--- start INPUT ---
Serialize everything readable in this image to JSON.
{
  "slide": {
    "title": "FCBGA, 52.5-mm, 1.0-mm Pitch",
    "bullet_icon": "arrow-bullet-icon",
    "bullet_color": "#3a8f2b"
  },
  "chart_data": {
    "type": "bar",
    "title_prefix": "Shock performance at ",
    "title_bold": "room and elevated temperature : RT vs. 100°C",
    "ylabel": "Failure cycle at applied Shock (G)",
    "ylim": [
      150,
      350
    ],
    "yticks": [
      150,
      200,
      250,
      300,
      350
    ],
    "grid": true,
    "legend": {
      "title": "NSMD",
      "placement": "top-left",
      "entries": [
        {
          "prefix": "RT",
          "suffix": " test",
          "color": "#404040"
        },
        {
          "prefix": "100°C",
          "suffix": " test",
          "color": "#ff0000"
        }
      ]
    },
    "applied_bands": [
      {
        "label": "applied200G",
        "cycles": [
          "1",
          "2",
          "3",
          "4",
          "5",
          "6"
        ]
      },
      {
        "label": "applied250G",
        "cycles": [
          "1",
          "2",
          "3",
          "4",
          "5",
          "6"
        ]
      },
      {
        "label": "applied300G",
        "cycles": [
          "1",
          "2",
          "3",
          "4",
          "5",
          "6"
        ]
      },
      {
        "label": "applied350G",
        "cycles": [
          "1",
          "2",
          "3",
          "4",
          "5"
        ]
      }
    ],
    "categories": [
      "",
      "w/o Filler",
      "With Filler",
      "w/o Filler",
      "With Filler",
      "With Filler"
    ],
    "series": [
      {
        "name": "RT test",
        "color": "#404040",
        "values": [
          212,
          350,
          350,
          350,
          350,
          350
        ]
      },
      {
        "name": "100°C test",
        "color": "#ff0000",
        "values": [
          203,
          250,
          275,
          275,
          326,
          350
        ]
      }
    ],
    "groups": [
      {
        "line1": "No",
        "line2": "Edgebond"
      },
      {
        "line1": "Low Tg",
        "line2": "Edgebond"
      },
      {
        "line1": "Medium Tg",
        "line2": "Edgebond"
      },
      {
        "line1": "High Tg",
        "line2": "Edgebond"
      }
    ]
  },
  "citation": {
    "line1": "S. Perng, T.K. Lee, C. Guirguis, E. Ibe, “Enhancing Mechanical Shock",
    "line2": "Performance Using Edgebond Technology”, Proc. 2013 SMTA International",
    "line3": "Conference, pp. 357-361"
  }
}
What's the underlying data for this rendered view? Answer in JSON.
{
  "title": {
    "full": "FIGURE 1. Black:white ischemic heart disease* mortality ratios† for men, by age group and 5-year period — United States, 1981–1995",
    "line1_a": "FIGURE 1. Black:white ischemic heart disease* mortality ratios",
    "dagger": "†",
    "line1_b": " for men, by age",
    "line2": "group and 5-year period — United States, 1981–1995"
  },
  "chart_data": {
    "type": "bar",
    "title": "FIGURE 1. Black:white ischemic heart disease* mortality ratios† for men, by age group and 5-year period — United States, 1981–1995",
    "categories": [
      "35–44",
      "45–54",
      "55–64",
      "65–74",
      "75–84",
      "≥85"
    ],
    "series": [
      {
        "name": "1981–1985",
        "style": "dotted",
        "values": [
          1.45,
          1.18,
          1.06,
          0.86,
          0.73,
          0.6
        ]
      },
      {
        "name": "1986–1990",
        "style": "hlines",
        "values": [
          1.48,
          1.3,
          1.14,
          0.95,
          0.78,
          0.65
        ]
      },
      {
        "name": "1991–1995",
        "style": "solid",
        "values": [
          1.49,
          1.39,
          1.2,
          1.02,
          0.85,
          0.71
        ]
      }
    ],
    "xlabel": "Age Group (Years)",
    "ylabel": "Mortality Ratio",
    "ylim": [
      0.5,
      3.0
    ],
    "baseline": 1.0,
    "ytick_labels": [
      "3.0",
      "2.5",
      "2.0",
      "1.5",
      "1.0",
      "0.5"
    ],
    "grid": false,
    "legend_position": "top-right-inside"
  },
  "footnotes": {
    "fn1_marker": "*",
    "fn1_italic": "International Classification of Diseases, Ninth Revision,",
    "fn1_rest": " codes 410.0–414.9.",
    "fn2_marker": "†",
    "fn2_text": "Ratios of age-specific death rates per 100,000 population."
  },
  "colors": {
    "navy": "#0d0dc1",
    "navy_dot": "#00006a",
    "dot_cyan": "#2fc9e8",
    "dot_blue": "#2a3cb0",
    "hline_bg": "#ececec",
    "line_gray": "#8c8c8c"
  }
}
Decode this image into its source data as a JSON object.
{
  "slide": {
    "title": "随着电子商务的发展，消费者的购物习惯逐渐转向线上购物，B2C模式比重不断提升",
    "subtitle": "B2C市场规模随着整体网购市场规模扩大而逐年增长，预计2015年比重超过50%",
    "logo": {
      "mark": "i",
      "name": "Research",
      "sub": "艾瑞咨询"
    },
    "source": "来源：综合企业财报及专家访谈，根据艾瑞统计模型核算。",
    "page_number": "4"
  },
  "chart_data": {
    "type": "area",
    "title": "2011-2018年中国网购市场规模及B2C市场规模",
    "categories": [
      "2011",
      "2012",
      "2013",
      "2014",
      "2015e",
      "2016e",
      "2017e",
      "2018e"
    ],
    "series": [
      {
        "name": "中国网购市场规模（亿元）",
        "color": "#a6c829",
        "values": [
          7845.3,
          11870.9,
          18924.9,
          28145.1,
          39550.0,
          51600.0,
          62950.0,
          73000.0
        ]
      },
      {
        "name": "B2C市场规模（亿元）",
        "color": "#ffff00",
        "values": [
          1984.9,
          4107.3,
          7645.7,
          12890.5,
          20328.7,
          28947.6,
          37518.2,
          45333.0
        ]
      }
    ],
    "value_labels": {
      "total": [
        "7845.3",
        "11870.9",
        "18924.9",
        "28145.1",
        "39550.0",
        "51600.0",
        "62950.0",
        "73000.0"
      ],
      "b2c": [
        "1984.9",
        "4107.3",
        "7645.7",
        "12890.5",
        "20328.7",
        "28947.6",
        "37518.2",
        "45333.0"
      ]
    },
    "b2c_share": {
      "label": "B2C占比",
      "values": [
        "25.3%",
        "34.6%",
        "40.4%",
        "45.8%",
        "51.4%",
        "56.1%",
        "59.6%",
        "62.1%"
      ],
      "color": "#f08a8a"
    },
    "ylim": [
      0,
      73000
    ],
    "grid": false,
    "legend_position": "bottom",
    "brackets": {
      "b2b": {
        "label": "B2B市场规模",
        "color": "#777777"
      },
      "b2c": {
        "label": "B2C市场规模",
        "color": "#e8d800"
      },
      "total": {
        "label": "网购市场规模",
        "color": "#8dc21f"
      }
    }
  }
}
--- end INPUT ---
OBJECTIVE:
In the entries above, identify every line with the word "Black". Copy those lines.

THE RESPONSE:
    "full": "FIGURE 1. Black:white ischemic heart disease* mortality ratios† for men, by age group and 5-year period — United States, 1981–1995",
    "line1_a": "FIGURE 1. Black:white ischemic heart disease* mortality ratios",
    "title": "FIGURE 1. Black:white ischemic heart disease* mortality ratios† for men, by age group and 5-year period — United States, 1981–1995",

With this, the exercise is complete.